==== Data to use
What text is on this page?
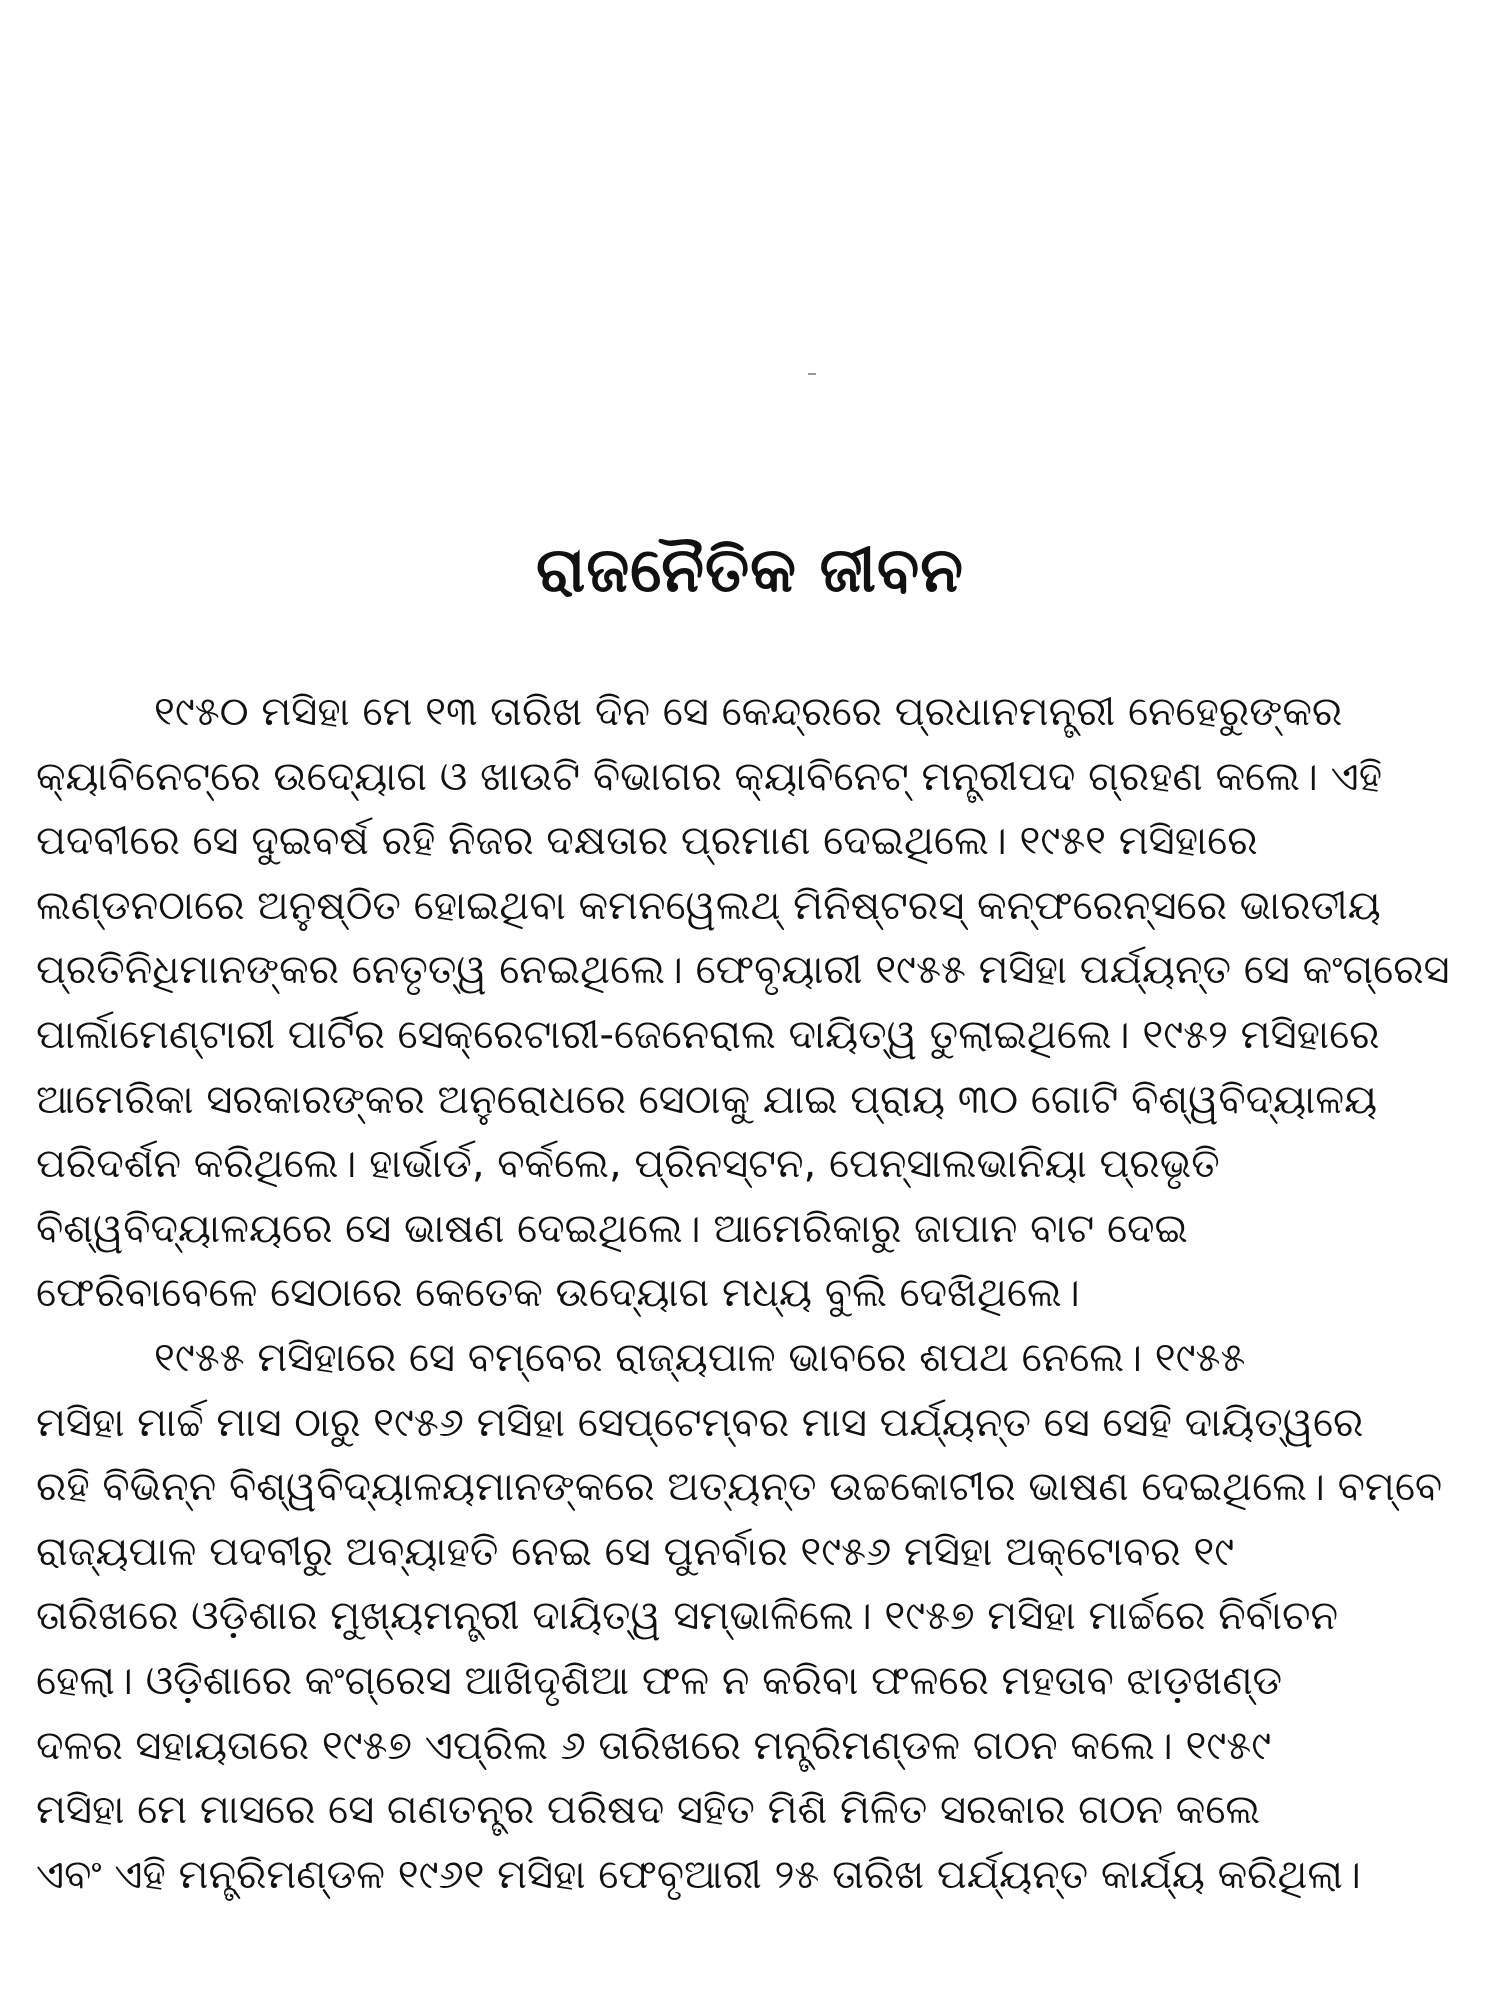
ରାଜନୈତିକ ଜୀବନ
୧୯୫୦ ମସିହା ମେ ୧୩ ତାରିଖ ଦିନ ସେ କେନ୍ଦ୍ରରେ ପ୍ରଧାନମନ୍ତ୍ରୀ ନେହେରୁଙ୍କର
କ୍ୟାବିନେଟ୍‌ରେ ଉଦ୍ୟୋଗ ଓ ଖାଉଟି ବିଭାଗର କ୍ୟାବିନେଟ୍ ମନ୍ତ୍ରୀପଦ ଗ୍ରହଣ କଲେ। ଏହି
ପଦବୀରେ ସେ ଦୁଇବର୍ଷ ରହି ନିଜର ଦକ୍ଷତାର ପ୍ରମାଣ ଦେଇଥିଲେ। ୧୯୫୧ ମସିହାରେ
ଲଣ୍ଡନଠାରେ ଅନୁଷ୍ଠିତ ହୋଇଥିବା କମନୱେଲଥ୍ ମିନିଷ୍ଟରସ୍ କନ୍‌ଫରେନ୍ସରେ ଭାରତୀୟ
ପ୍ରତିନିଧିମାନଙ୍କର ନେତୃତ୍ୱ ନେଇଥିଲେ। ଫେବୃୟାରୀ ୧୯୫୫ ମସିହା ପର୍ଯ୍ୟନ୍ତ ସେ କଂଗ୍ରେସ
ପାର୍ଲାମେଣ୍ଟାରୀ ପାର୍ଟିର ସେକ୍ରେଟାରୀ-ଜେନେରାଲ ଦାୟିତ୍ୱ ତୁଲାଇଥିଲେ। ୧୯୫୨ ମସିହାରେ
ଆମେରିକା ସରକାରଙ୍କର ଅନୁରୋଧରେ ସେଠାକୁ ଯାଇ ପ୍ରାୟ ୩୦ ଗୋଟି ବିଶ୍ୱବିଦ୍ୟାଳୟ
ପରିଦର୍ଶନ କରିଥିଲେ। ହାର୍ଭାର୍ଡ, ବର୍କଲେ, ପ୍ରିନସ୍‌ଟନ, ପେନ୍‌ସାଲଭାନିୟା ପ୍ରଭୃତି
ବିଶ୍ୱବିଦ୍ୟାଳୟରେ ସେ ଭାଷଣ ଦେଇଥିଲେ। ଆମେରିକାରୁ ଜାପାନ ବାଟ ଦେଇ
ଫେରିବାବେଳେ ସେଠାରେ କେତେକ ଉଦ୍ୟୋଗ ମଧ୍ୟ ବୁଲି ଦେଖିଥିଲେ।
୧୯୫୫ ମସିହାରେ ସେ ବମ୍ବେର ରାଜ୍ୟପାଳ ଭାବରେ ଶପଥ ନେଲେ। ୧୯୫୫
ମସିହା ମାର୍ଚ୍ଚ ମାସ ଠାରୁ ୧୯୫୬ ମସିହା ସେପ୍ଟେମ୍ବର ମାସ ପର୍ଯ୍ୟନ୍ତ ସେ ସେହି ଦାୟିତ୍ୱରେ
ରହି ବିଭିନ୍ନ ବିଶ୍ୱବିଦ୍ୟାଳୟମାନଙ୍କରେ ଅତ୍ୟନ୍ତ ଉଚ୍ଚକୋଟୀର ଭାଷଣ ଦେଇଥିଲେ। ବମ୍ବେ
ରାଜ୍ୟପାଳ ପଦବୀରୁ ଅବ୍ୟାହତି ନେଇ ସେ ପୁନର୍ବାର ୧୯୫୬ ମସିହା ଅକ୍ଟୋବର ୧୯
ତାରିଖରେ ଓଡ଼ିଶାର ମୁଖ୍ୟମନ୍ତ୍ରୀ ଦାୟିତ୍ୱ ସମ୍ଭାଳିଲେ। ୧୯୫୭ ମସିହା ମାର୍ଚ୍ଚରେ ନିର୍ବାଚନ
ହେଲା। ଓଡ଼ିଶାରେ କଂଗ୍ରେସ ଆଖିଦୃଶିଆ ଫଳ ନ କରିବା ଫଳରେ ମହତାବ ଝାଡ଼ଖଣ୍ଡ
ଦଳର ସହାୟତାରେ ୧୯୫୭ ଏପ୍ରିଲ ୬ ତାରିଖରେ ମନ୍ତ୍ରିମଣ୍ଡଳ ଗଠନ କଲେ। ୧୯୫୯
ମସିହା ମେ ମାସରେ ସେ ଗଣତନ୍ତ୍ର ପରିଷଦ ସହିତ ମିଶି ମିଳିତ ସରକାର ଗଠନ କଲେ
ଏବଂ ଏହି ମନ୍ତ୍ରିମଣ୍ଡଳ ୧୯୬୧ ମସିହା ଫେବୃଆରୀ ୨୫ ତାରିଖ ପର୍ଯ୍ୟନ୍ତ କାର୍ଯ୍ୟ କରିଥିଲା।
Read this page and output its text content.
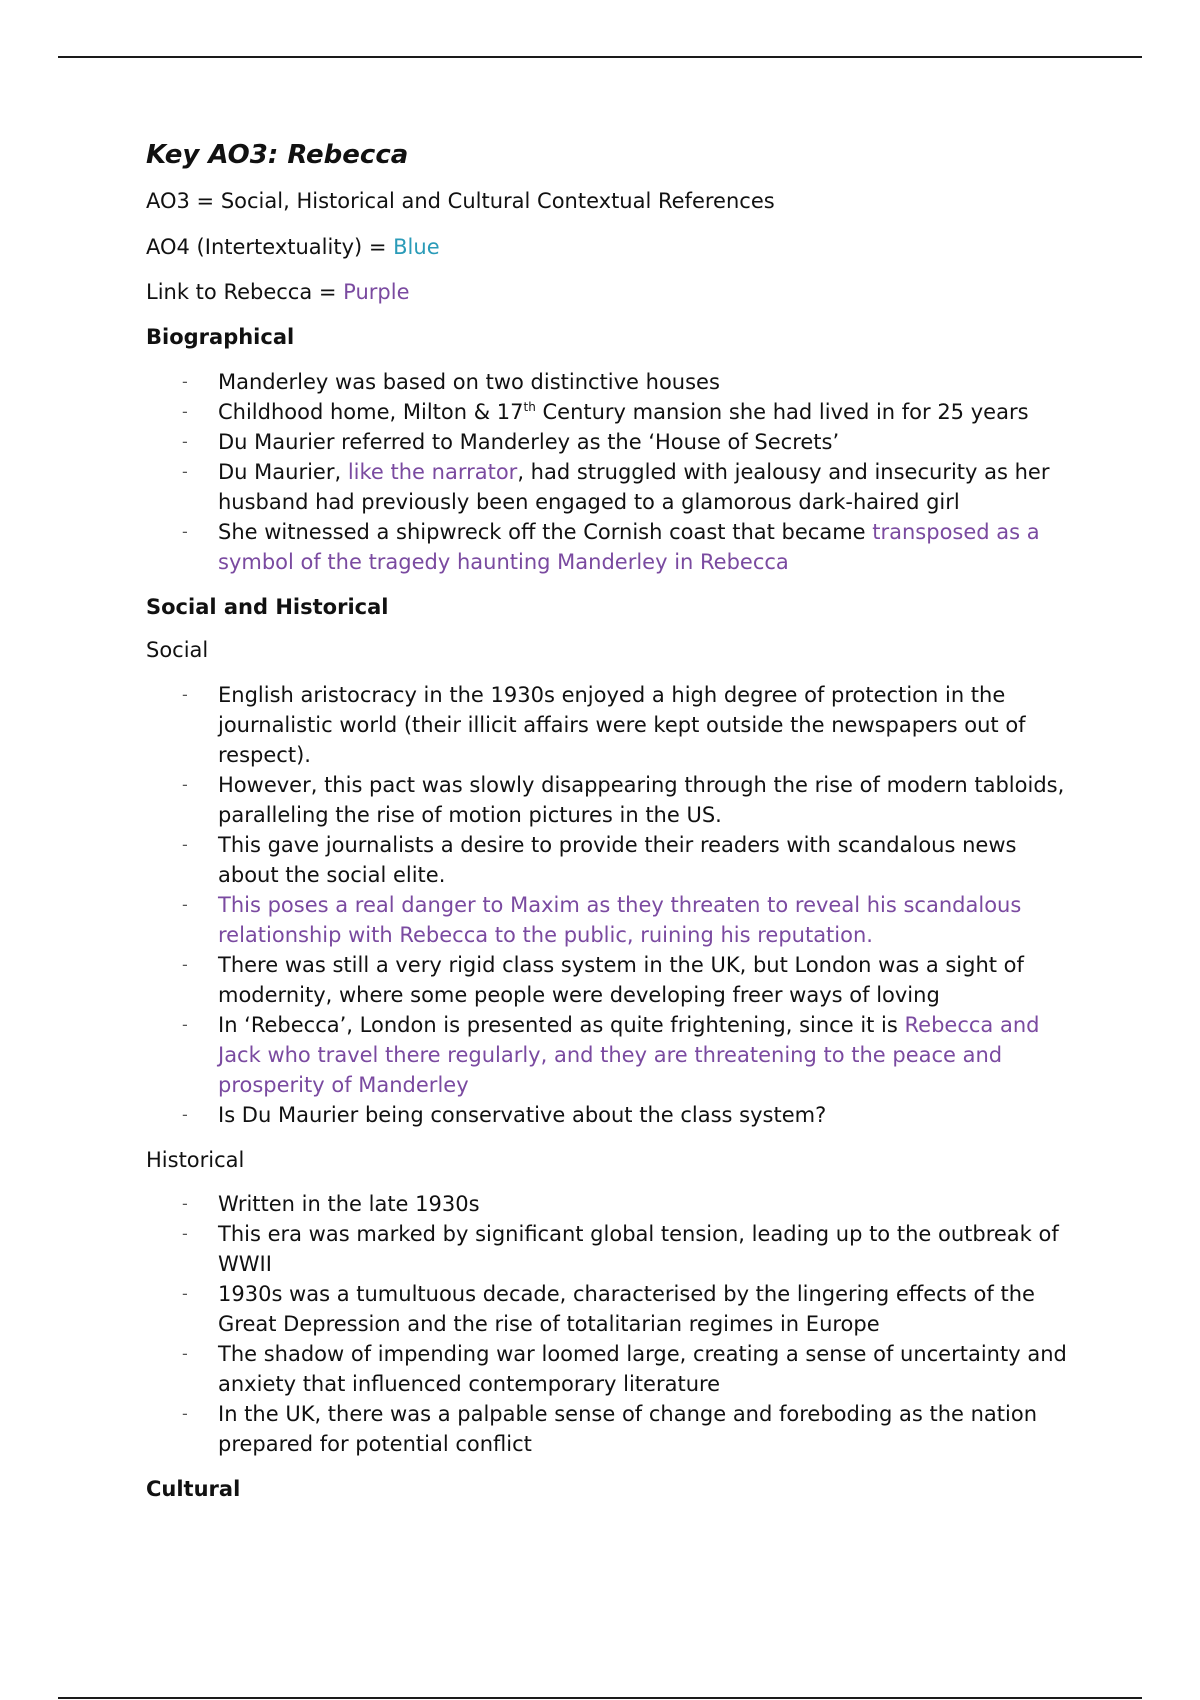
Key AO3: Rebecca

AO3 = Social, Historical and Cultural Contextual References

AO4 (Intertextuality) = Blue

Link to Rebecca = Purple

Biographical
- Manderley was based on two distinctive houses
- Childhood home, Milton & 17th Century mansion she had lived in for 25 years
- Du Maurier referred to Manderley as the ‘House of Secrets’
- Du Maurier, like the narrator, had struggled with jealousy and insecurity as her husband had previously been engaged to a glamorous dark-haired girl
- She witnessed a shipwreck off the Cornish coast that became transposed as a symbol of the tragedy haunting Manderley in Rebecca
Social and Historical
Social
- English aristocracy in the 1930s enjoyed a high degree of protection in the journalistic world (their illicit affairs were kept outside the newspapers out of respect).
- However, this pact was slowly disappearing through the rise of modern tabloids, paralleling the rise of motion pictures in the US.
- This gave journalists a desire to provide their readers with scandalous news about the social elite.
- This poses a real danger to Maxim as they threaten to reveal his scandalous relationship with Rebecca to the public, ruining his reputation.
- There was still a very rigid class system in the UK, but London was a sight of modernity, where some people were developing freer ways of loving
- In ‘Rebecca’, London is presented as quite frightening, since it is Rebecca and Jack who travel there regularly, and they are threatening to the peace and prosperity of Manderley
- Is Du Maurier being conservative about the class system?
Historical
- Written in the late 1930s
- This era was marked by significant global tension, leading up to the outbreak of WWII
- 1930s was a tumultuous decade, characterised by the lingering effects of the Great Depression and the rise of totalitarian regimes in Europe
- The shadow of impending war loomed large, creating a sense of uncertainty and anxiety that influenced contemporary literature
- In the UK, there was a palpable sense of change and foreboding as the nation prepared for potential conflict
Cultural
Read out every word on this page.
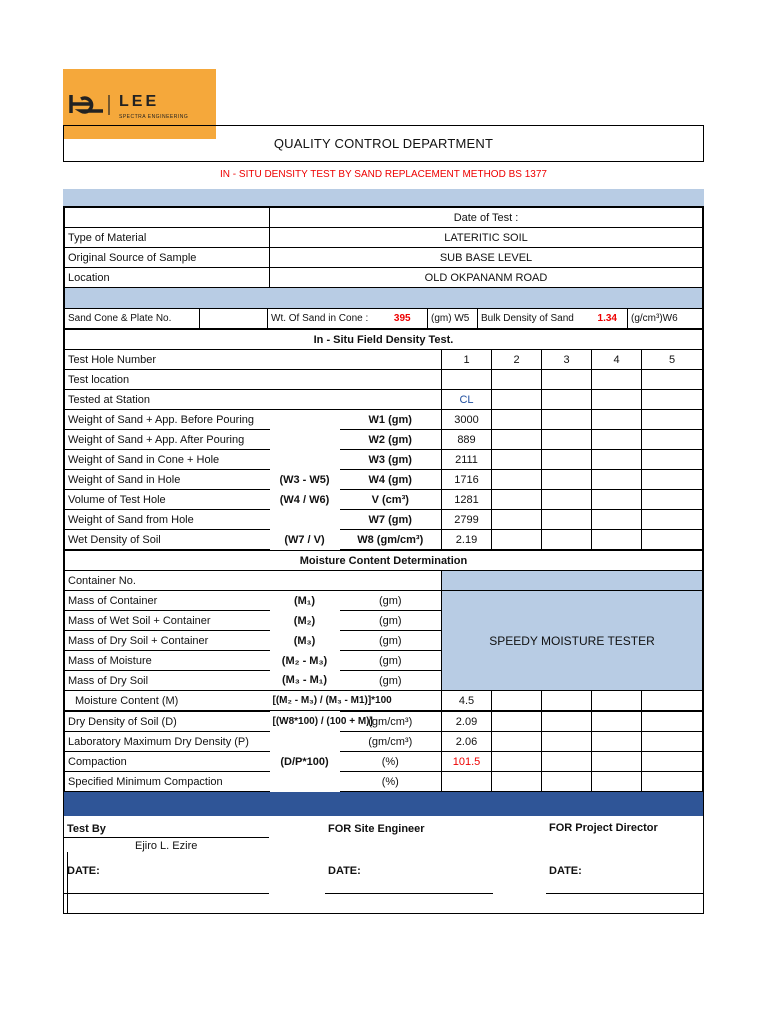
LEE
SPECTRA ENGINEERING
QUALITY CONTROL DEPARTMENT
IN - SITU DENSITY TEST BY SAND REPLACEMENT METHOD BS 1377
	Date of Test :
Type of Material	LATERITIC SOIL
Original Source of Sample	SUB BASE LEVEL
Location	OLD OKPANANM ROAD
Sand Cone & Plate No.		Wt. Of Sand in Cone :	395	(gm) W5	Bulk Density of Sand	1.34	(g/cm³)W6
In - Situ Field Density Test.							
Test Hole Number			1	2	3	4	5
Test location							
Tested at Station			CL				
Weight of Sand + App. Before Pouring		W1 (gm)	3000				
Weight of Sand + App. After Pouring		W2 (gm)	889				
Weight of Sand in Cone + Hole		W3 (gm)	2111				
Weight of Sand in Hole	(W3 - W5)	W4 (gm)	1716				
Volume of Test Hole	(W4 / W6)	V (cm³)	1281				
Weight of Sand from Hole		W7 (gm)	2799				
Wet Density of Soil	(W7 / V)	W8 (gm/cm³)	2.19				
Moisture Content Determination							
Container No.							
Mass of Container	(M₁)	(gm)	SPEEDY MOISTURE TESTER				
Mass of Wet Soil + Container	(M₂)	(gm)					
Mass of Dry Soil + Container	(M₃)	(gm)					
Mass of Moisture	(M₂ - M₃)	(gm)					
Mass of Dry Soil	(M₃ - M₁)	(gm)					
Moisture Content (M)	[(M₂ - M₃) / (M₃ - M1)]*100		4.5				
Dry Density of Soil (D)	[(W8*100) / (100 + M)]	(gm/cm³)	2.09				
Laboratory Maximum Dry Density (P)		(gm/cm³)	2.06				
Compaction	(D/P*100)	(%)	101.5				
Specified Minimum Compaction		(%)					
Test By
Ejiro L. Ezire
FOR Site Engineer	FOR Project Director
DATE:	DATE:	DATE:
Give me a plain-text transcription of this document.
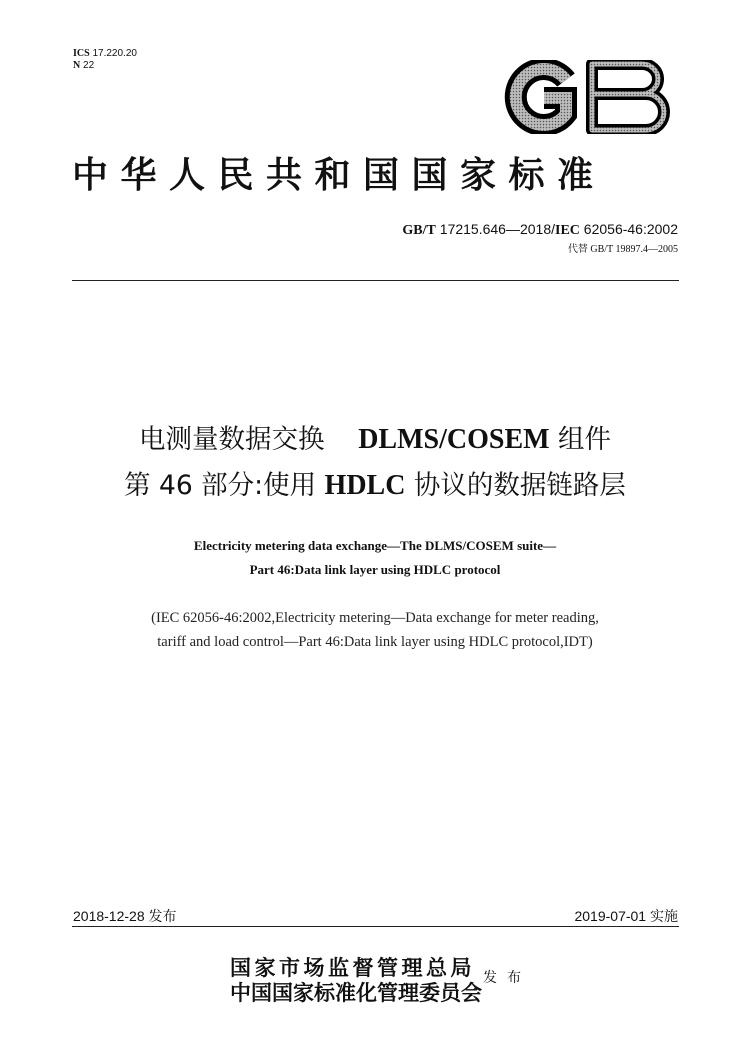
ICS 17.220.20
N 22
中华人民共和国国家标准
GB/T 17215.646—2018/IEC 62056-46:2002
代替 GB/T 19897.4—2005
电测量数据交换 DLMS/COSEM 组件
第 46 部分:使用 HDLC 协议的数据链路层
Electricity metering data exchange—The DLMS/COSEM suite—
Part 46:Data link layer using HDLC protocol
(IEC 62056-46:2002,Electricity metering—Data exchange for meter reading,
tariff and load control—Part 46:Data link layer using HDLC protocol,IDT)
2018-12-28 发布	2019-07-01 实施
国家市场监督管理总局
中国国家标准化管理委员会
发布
========
Leave out the pictures, and extract exactly the lines from the one with "Give me a plain-text" through the end of the records, both ends included.

• Completed task:
Give me a plain-text transcription of this document.
ICS 17.220.20
N 22
中华人民共和国国家标准
GB/T 17215.646—2018/IEC 62056-46:2002
代替 GB/T 19897.4—2005
电测量数据交换 DLMS/COSEM 组件
第 46 部分:使用 HDLC 协议的数据链路层
Electricity metering data exchange—The DLMS/COSEM suite—
Part 46:Data link layer using HDLC protocol
(IEC 62056-46:2002,Electricity metering—Data exchange for meter reading,
tariff and load control—Part 46:Data link layer using HDLC protocol,IDT)
2018-12-28 发布	2019-07-01 实施
国家市场监督管理总局
中国国家标准化管理委员会
发布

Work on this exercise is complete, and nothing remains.